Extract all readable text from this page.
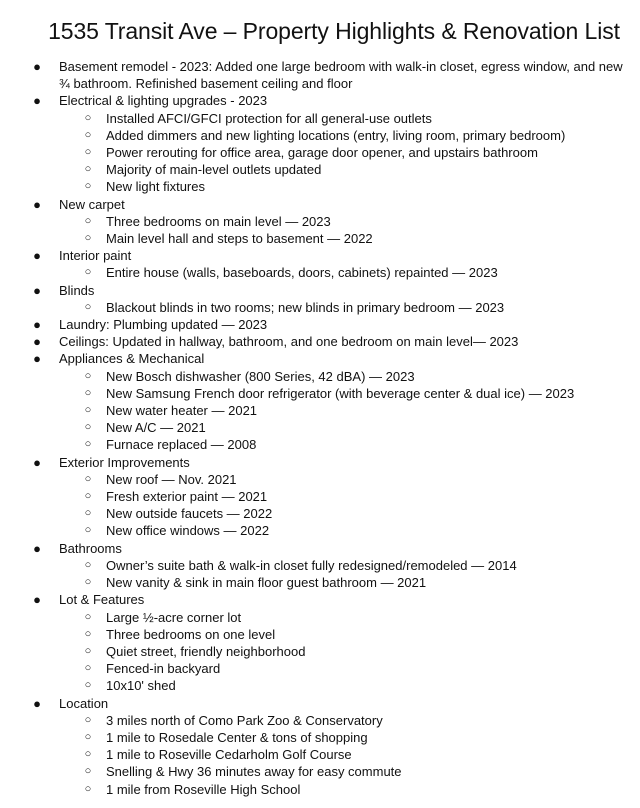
1535 Transit Ave – Property Highlights & Renovation List
● Basement remodel - 2023: Added one large bedroom with walk-in closet, egress window, and new ¾ bathroom. Refinished basement ceiling and floor
● Electrical & lighting upgrades - 2023
○ Installed AFCI/GFCI protection for all general-use outlets
○ Added dimmers and new lighting locations (entry, living room, primary bedroom)
○ Power rerouting for office area, garage door opener, and upstairs bathroom
○ Majority of main-level outlets updated
○ New light fixtures
● New carpet
○ Three bedrooms on main level — 2023
○ Main level hall and steps to basement — 2022
● Interior paint
○ Entire house (walls, baseboards, doors, cabinets) repainted — 2023
● Blinds
○ Blackout blinds in two rooms; new blinds in primary bedroom — 2023
● Laundry: Plumbing updated — 2023
● Ceilings: Updated in hallway, bathroom, and one bedroom on main level— 2023
● Appliances & Mechanical
○ New Bosch dishwasher (800 Series, 42 dBA) — 2023
○ New Samsung French door refrigerator (with beverage center & dual ice) — 2023
○ New water heater — 2021
○ New A/C — 2021
○ Furnace replaced — 2008
● Exterior Improvements
○ New roof — Nov. 2021
○ Fresh exterior paint — 2021
○ New outside faucets — 2022
○ New office windows — 2022
● Bathrooms
○ Owner’s suite bath & walk-in closet fully redesigned/remodeled — 2014
○ New vanity & sink in main floor guest bathroom — 2021
● Lot & Features
○ Large ½-acre corner lot
○ Three bedrooms on one level
○ Quiet street, friendly neighborhood
○ Fenced-in backyard
○ 10x10' shed
● Location
○ 3 miles north of Como Park Zoo & Conservatory
○ 1 mile to Rosedale Center & tons of shopping
○ 1 mile to Roseville Cedarholm Golf Course
○ Snelling & Hwy 36 minutes away for easy commute
○ 1 mile from Roseville High School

━━━━━━━━━━━━━━━━━━━━

▸ SET PROBLEM: Retype every record above exactly as written, but leave out the pictures.

▸ FINISHED EXERCISE:
Extract all readable text from this page.
1535 Transit Ave – Property Highlights & Renovation List
● Basement remodel - 2023: Added one large bedroom with walk-in closet, egress window, and new ¾ bathroom. Refinished basement ceiling and floor
● Electrical & lighting upgrades - 2023
○ Installed AFCI/GFCI protection for all general-use outlets
○ Added dimmers and new lighting locations (entry, living room, primary bedroom)
○ Power rerouting for office area, garage door opener, and upstairs bathroom
○ Majority of main-level outlets updated
○ New light fixtures
● New carpet
○ Three bedrooms on main level — 2023
○ Main level hall and steps to basement — 2022
● Interior paint
○ Entire house (walls, baseboards, doors, cabinets) repainted — 2023
● Blinds
○ Blackout blinds in two rooms; new blinds in primary bedroom — 2023
● Laundry: Plumbing updated — 2023
● Ceilings: Updated in hallway, bathroom, and one bedroom on main level— 2023
● Appliances & Mechanical
○ New Bosch dishwasher (800 Series, 42 dBA) — 2023
○ New Samsung French door refrigerator (with beverage center & dual ice) — 2023
○ New water heater — 2021
○ New A/C — 2021
○ Furnace replaced — 2008
● Exterior Improvements
○ New roof — Nov. 2021
○ Fresh exterior paint — 2021
○ New outside faucets — 2022
○ New office windows — 2022
● Bathrooms
○ Owner’s suite bath & walk-in closet fully redesigned/remodeled — 2014
○ New vanity & sink in main floor guest bathroom — 2021
● Lot & Features
○ Large ½-acre corner lot
○ Three bedrooms on one level
○ Quiet street, friendly neighborhood
○ Fenced-in backyard
○ 10x10' shed
● Location
○ 3 miles north of Como Park Zoo & Conservatory
○ 1 mile to Rosedale Center & tons of shopping
○ 1 mile to Roseville Cedarholm Golf Course
○ Snelling & Hwy 36 minutes away for easy commute
○ 1 mile from Roseville High School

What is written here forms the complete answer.